* _Challenge_
Return each line of the records with nothing changed, pictures excepted.

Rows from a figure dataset
┏━━

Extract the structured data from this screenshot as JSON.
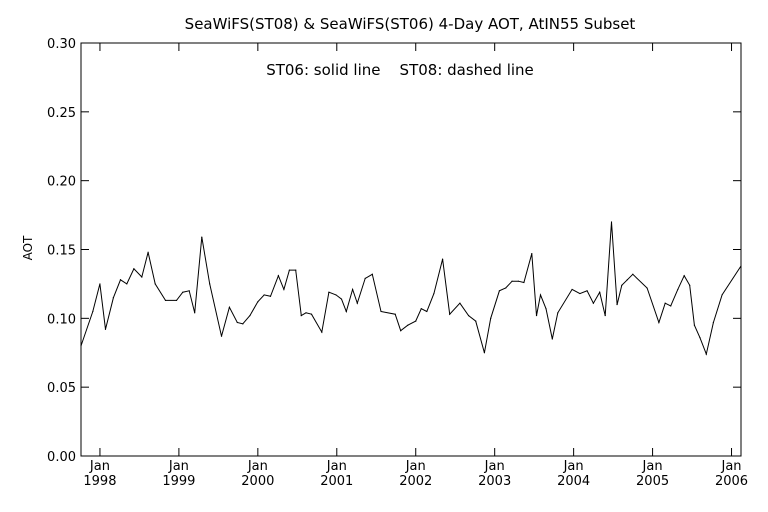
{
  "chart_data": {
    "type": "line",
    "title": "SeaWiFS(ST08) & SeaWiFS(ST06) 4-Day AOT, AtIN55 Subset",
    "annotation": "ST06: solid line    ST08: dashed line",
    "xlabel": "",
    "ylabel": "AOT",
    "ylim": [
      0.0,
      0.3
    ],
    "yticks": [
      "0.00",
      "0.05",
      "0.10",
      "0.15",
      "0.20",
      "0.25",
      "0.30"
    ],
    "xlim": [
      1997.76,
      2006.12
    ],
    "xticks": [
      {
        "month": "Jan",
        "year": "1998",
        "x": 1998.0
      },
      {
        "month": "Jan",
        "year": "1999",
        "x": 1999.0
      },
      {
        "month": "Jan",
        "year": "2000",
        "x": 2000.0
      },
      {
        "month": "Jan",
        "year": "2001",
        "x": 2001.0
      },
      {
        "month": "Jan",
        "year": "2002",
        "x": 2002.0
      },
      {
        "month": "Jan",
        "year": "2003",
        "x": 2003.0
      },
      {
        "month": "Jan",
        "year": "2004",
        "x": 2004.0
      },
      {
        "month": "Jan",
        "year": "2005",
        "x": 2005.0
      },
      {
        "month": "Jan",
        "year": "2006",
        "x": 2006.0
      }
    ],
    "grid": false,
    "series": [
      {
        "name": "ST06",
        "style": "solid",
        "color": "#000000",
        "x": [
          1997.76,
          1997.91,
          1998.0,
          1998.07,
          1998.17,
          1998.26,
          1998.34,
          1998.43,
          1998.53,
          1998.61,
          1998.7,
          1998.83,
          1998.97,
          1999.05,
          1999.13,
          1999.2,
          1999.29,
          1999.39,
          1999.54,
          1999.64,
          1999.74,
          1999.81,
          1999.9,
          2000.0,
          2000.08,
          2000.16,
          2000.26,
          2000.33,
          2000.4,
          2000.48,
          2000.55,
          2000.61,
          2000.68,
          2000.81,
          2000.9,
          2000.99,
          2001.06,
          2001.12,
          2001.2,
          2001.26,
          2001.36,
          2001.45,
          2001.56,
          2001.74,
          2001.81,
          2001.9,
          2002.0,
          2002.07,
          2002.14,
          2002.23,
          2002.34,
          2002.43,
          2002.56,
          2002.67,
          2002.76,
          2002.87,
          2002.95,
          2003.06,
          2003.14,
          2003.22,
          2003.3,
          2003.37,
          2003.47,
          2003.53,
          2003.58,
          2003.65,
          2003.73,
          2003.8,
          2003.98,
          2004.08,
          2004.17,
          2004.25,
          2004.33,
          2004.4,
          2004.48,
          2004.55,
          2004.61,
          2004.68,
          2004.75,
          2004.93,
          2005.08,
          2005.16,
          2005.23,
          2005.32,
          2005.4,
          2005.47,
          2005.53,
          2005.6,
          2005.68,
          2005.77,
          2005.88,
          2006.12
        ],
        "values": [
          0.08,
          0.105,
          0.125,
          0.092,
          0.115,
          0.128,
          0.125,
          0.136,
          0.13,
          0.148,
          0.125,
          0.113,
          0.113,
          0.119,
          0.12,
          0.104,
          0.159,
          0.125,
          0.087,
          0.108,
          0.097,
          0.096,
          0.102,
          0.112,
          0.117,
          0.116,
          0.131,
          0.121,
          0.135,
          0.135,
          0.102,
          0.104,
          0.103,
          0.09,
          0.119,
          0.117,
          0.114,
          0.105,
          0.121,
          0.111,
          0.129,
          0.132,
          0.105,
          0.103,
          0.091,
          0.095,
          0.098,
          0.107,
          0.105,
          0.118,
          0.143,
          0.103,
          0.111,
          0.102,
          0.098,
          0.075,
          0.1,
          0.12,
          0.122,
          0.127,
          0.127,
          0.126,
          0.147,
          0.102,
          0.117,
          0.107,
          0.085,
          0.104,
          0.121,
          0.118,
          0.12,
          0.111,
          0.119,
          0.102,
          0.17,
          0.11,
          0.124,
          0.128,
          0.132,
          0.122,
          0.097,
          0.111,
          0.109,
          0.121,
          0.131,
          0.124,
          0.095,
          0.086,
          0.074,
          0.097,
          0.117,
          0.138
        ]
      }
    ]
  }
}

┗━━

* _Finished exercise_
Extract the structured data from this screenshot as JSON.
{
  "chart_data": {
    "type": "line",
    "title": "SeaWiFS(ST08) & SeaWiFS(ST06) 4-Day AOT, AtIN55 Subset",
    "annotation": "ST06: solid line    ST08: dashed line",
    "xlabel": "",
    "ylabel": "AOT",
    "ylim": [
      0.0,
      0.3
    ],
    "yticks": [
      "0.00",
      "0.05",
      "0.10",
      "0.15",
      "0.20",
      "0.25",
      "0.30"
    ],
    "xlim": [
      1997.76,
      2006.12
    ],
    "xticks": [
      {
        "month": "Jan",
        "year": "1998",
        "x": 1998.0
      },
      {
        "month": "Jan",
        "year": "1999",
        "x": 1999.0
      },
      {
        "month": "Jan",
        "year": "2000",
        "x": 2000.0
      },
      {
        "month": "Jan",
        "year": "2001",
        "x": 2001.0
      },
      {
        "month": "Jan",
        "year": "2002",
        "x": 2002.0
      },
      {
        "month": "Jan",
        "year": "2003",
        "x": 2003.0
      },
      {
        "month": "Jan",
        "year": "2004",
        "x": 2004.0
      },
      {
        "month": "Jan",
        "year": "2005",
        "x": 2005.0
      },
      {
        "month": "Jan",
        "year": "2006",
        "x": 2006.0
      }
    ],
    "grid": false,
    "series": [
      {
        "name": "ST06",
        "style": "solid",
        "color": "#000000",
        "x": [
          1997.76,
          1997.91,
          1998.0,
          1998.07,
          1998.17,
          1998.26,
          1998.34,
          1998.43,
          1998.53,
          1998.61,
          1998.7,
          1998.83,
          1998.97,
          1999.05,
          1999.13,
          1999.2,
          1999.29,
          1999.39,
          1999.54,
          1999.64,
          1999.74,
          1999.81,
          1999.9,
          2000.0,
          2000.08,
          2000.16,
          2000.26,
          2000.33,
          2000.4,
          2000.48,
          2000.55,
          2000.61,
          2000.68,
          2000.81,
          2000.9,
          2000.99,
          2001.06,
          2001.12,
          2001.2,
          2001.26,
          2001.36,
          2001.45,
          2001.56,
          2001.74,
          2001.81,
          2001.9,
          2002.0,
          2002.07,
          2002.14,
          2002.23,
          2002.34,
          2002.43,
          2002.56,
          2002.67,
          2002.76,
          2002.87,
          2002.95,
          2003.06,
          2003.14,
          2003.22,
          2003.3,
          2003.37,
          2003.47,
          2003.53,
          2003.58,
          2003.65,
          2003.73,
          2003.8,
          2003.98,
          2004.08,
          2004.17,
          2004.25,
          2004.33,
          2004.4,
          2004.48,
          2004.55,
          2004.61,
          2004.68,
          2004.75,
          2004.93,
          2005.08,
          2005.16,
          2005.23,
          2005.32,
          2005.4,
          2005.47,
          2005.53,
          2005.6,
          2005.68,
          2005.77,
          2005.88,
          2006.12
        ],
        "values": [
          0.08,
          0.105,
          0.125,
          0.092,
          0.115,
          0.128,
          0.125,
          0.136,
          0.13,
          0.148,
          0.125,
          0.113,
          0.113,
          0.119,
          0.12,
          0.104,
          0.159,
          0.125,
          0.087,
          0.108,
          0.097,
          0.096,
          0.102,
          0.112,
          0.117,
          0.116,
          0.131,
          0.121,
          0.135,
          0.135,
          0.102,
          0.104,
          0.103,
          0.09,
          0.119,
          0.117,
          0.114,
          0.105,
          0.121,
          0.111,
          0.129,
          0.132,
          0.105,
          0.103,
          0.091,
          0.095,
          0.098,
          0.107,
          0.105,
          0.118,
          0.143,
          0.103,
          0.111,
          0.102,
          0.098,
          0.075,
          0.1,
          0.12,
          0.122,
          0.127,
          0.127,
          0.126,
          0.147,
          0.102,
          0.117,
          0.107,
          0.085,
          0.104,
          0.121,
          0.118,
          0.12,
          0.111,
          0.119,
          0.102,
          0.17,
          0.11,
          0.124,
          0.128,
          0.132,
          0.122,
          0.097,
          0.111,
          0.109,
          0.121,
          0.131,
          0.124,
          0.095,
          0.086,
          0.074,
          0.097,
          0.117,
          0.138
        ]
      }
    ]
  }
}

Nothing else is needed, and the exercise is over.